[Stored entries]

:::

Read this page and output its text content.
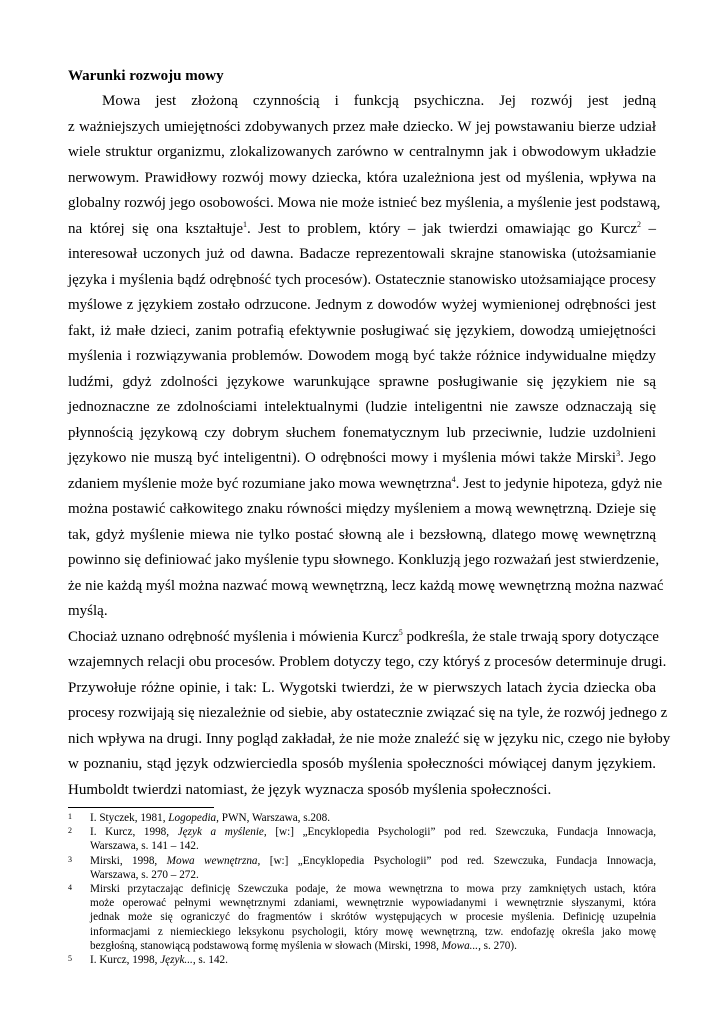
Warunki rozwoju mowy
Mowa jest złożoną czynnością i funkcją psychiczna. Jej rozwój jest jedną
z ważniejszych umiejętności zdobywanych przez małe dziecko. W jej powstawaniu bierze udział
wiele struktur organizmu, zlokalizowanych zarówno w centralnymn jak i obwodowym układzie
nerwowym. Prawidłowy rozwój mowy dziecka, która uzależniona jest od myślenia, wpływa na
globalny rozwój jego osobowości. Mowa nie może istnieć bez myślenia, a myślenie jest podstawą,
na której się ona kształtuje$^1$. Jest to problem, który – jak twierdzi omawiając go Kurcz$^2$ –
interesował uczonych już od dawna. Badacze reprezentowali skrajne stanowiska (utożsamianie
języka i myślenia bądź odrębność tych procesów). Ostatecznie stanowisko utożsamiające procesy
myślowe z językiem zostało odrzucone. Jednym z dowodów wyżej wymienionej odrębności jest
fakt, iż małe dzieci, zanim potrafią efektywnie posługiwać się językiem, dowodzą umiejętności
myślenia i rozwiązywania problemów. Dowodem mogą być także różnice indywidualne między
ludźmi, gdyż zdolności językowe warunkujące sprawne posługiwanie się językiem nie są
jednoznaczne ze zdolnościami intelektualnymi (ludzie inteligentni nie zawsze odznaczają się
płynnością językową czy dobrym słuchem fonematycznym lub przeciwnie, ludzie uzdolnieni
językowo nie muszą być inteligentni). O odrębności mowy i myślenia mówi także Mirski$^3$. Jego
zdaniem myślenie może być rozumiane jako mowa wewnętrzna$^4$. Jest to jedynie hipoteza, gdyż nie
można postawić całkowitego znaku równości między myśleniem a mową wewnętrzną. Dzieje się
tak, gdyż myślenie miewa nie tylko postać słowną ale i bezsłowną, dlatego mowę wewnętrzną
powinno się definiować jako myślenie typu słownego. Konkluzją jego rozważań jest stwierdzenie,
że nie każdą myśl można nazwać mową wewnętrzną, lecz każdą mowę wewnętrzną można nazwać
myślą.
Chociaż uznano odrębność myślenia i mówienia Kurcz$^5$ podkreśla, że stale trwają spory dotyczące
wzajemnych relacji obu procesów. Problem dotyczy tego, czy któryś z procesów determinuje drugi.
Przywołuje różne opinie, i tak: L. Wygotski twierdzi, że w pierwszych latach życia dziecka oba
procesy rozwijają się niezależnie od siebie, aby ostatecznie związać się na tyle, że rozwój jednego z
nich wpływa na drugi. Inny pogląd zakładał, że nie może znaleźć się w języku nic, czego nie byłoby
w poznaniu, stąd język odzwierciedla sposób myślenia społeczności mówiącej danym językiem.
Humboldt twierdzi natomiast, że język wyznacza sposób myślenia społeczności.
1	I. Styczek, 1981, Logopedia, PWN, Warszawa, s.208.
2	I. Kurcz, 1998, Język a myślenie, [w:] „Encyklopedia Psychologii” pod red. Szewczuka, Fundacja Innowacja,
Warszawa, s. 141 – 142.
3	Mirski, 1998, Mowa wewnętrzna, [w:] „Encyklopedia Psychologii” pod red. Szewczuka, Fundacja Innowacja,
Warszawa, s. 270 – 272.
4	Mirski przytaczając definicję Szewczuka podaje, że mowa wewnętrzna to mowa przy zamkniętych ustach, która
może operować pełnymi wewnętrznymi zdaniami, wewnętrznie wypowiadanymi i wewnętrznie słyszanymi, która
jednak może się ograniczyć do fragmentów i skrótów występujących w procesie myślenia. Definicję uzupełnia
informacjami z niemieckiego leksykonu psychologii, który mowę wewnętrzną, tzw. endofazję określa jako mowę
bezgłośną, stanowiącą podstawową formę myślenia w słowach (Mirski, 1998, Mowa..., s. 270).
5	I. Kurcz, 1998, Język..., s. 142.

:::

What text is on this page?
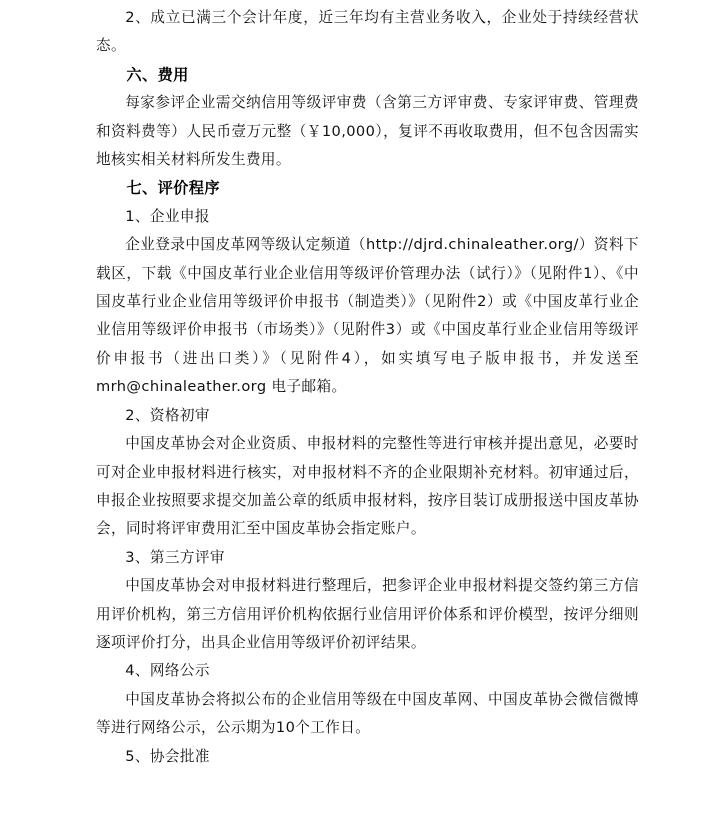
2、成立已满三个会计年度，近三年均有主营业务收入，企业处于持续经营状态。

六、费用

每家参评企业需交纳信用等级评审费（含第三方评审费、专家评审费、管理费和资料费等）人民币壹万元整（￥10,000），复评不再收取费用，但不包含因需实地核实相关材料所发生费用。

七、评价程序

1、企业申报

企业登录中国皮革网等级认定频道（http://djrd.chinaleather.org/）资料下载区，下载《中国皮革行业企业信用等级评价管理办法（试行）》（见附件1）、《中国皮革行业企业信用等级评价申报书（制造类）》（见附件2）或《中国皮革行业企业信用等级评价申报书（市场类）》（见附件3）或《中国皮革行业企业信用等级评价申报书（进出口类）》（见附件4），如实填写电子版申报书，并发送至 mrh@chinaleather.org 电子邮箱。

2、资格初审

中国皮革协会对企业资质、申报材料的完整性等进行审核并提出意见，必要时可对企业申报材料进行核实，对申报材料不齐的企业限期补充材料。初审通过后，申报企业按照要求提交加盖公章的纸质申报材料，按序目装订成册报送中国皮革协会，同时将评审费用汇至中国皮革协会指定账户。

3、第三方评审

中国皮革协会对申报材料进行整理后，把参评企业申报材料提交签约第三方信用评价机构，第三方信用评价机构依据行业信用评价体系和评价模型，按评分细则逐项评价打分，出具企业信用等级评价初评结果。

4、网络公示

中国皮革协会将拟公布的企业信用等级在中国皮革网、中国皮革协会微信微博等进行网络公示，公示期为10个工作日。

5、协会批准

:::

§ GIVEN TASK:
Copy in full each line that holds the word "małe".

§ REPLY:
z ważniejszych umiejętności zdobywanych przez małe dziecko. W jej powstawaniu bierze udział
fakt, iż małe dzieci, zanim potrafią efektywnie posługiwać się językiem, dowodzą umiejętności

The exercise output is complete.